-- Start of Provided material --

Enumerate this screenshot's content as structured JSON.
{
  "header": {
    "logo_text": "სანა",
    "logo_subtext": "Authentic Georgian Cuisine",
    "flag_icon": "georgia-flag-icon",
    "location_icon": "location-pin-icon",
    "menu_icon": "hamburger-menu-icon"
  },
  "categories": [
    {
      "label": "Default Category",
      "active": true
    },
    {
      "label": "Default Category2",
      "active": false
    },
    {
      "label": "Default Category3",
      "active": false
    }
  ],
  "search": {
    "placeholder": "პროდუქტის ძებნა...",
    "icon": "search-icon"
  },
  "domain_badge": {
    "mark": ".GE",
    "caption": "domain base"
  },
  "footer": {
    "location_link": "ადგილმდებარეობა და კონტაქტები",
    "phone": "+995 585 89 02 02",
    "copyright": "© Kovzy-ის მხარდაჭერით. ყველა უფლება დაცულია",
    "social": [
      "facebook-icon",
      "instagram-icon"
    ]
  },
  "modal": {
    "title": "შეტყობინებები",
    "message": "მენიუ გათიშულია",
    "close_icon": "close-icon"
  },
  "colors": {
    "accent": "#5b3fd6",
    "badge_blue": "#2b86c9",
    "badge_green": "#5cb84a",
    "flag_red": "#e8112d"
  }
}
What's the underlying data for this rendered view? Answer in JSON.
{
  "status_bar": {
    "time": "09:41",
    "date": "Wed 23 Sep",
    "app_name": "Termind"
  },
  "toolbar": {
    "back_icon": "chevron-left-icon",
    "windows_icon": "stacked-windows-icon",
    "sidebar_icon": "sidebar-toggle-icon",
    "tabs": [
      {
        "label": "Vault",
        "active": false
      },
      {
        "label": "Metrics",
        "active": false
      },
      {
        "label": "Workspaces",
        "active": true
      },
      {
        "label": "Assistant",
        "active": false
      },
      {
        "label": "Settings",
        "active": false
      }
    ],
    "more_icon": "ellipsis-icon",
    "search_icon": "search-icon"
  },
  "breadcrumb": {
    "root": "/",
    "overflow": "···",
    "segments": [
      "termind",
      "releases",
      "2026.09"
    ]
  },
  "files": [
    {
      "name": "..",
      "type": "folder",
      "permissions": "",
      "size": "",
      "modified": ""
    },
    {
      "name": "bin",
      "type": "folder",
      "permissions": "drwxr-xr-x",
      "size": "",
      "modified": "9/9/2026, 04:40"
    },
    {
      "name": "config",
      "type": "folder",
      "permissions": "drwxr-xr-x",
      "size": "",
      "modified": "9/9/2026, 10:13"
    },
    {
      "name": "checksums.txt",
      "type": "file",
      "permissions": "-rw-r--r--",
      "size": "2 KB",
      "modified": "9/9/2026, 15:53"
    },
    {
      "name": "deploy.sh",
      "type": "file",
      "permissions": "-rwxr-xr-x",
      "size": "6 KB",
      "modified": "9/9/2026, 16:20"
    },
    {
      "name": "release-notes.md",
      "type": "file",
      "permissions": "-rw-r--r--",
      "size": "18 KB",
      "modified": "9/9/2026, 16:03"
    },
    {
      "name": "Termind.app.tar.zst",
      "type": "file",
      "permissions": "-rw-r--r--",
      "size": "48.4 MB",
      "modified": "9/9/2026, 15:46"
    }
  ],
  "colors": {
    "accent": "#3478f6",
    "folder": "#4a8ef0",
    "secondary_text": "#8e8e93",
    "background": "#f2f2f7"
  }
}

-- End of Provided material --

Would you copy out each line exactly as written?

Response to this task =>
Enumerate this screenshot's content as structured JSON.
{
  "header": {
    "logo_text": "სანა",
    "logo_subtext": "Authentic Georgian Cuisine",
    "flag_icon": "georgia-flag-icon",
    "location_icon": "location-pin-icon",
    "menu_icon": "hamburger-menu-icon"
  },
  "categories": [
    {
      "label": "Default Category",
      "active": true
    },
    {
      "label": "Default Category2",
      "active": false
    },
    {
      "label": "Default Category3",
      "active": false
    }
  ],
  "search": {
    "placeholder": "პროდუქტის ძებნა...",
    "icon": "search-icon"
  },
  "domain_badge": {
    "mark": ".GE",
    "caption": "domain base"
  },
  "footer": {
    "location_link": "ადგილმდებარეობა და კონტაქტები",
    "phone": "+995 585 89 02 02",
    "copyright": "© Kovzy-ის მხარდაჭერით. ყველა უფლება დაცულია",
    "social": [
      "facebook-icon",
      "instagram-icon"
    ]
  },
  "modal": {
    "title": "შეტყობინებები",
    "message": "მენიუ გათიშულია",
    "close_icon": "close-icon"
  },
  "colors": {
    "accent": "#5b3fd6",
    "badge_blue": "#2b86c9",
    "badge_green": "#5cb84a",
    "flag_red": "#e8112d"
  }
}
What's the underlying data for this rendered view? Answer in JSON.
{
  "status_bar": {
    "time": "09:41",
    "date": "Wed 23 Sep",
    "app_name": "Termind"
  },
  "toolbar": {
    "back_icon": "chevron-left-icon",
    "windows_icon": "stacked-windows-icon",
    "sidebar_icon": "sidebar-toggle-icon",
    "tabs": [
      {
        "label": "Vault",
        "active": false
      },
      {
        "label": "Metrics",
        "active": false
      },
      {
        "label": "Workspaces",
        "active": true
      },
      {
        "label": "Assistant",
        "active": false
      },
      {
        "label": "Settings",
        "active": false
      }
    ],
    "more_icon": "ellipsis-icon",
    "search_icon": "search-icon"
  },
  "breadcrumb": {
    "root": "/",
    "overflow": "···",
    "segments": [
      "termind",
      "releases",
      "2026.09"
    ]
  },
  "files": [
    {
      "name": "..",
      "type": "folder",
      "permissions": "",
      "size": "",
      "modified": ""
    },
    {
      "name": "bin",
      "type": "folder",
      "permissions": "drwxr-xr-x",
      "size": "",
      "modified": "9/9/2026, 04:40"
    },
    {
      "name": "config",
      "type": "folder",
      "permissions": "drwxr-xr-x",
      "size": "",
      "modified": "9/9/2026, 10:13"
    },
    {
      "name": "checksums.txt",
      "type": "file",
      "permissions": "-rw-r--r--",
      "size": "2 KB",
      "modified": "9/9/2026, 15:53"
    },
    {
      "name": "deploy.sh",
      "type": "file",
      "permissions": "-rwxr-xr-x",
      "size": "6 KB",
      "modified": "9/9/2026, 16:20"
    },
    {
      "name": "release-notes.md",
      "type": "file",
      "permissions": "-rw-r--r--",
      "size": "18 KB",
      "modified": "9/9/2026, 16:03"
    },
    {
      "name": "Termind.app.tar.zst",
      "type": "file",
      "permissions": "-rw-r--r--",
      "size": "48.4 MB",
      "modified": "9/9/2026, 15:46"
    }
  ],
  "colors": {
    "accent": "#3478f6",
    "folder": "#4a8ef0",
    "secondary_text": "#8e8e93",
    "background": "#f2f2f7"
  }
}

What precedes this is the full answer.